Stored items from a collection

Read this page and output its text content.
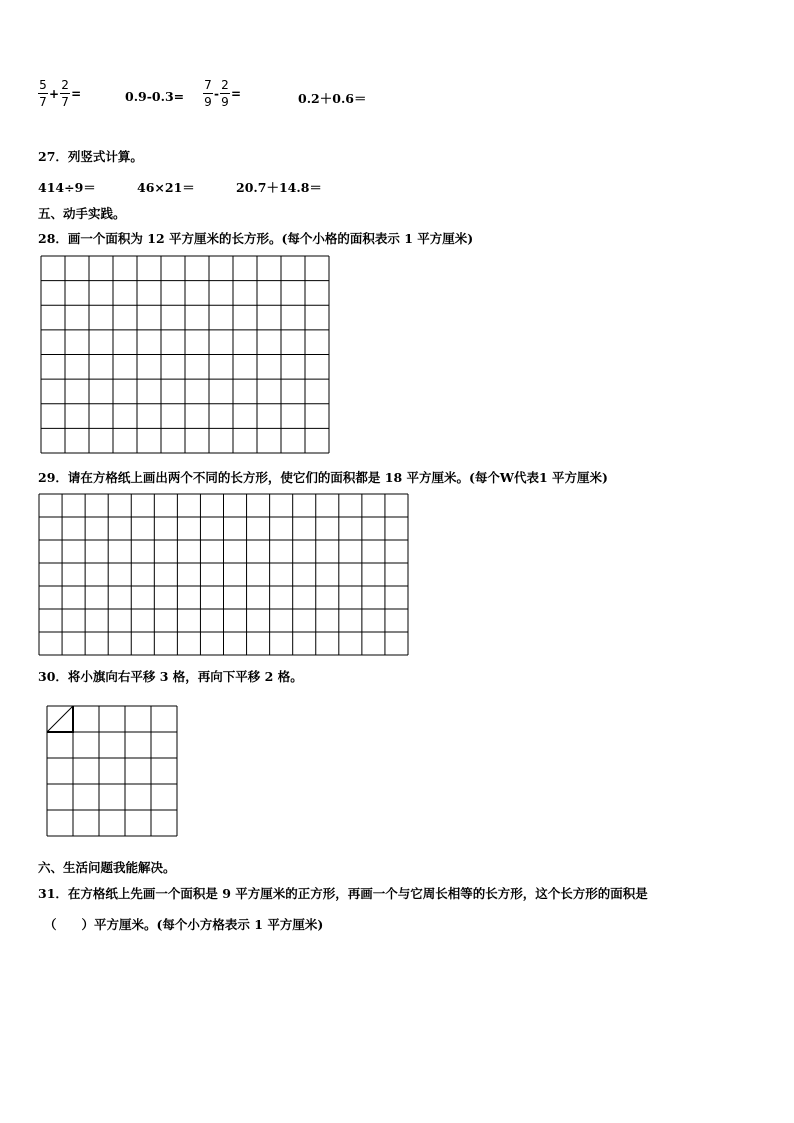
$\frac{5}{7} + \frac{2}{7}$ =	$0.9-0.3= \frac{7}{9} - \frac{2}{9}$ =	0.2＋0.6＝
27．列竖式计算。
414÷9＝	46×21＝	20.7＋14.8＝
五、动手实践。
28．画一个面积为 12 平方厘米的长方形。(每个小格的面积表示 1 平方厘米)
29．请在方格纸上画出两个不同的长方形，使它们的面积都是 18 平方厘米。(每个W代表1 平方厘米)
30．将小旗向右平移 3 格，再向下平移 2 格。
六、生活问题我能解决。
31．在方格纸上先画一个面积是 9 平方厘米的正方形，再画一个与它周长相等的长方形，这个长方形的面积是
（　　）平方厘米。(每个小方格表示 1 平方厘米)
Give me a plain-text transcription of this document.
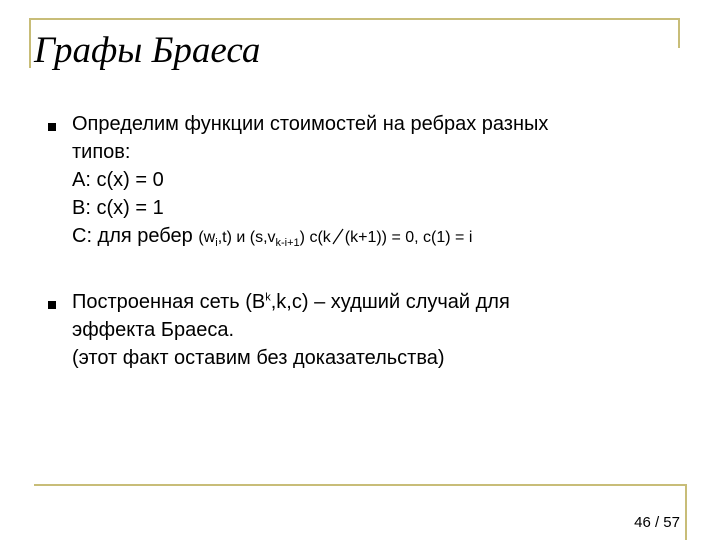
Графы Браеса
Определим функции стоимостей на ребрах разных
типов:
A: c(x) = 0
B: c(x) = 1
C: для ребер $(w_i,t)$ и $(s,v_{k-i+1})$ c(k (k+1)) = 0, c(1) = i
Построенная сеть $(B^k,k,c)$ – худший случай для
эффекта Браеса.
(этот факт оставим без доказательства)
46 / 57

What you are asked to do
Only the lines from the one containing "Give me a plain-text" through the last line of the data belong in the copy, both included and reproduced exactly. Pictures do not.

Correct answer
Give me a plain-text transcription of this document.
Графы Браеса
Определим функции стоимостей на ребрах разных
типов:
A: c(x) = 0
B: c(x) = 1
C: для ребер $(w_i,t)$ и $(s,v_{k-i+1})$ c(k (k+1)) = 0, c(1) = i
Построенная сеть $(B^k,k,c)$ – худший случай для
эффекта Браеса.
(этот факт оставим без доказательства)
46 / 57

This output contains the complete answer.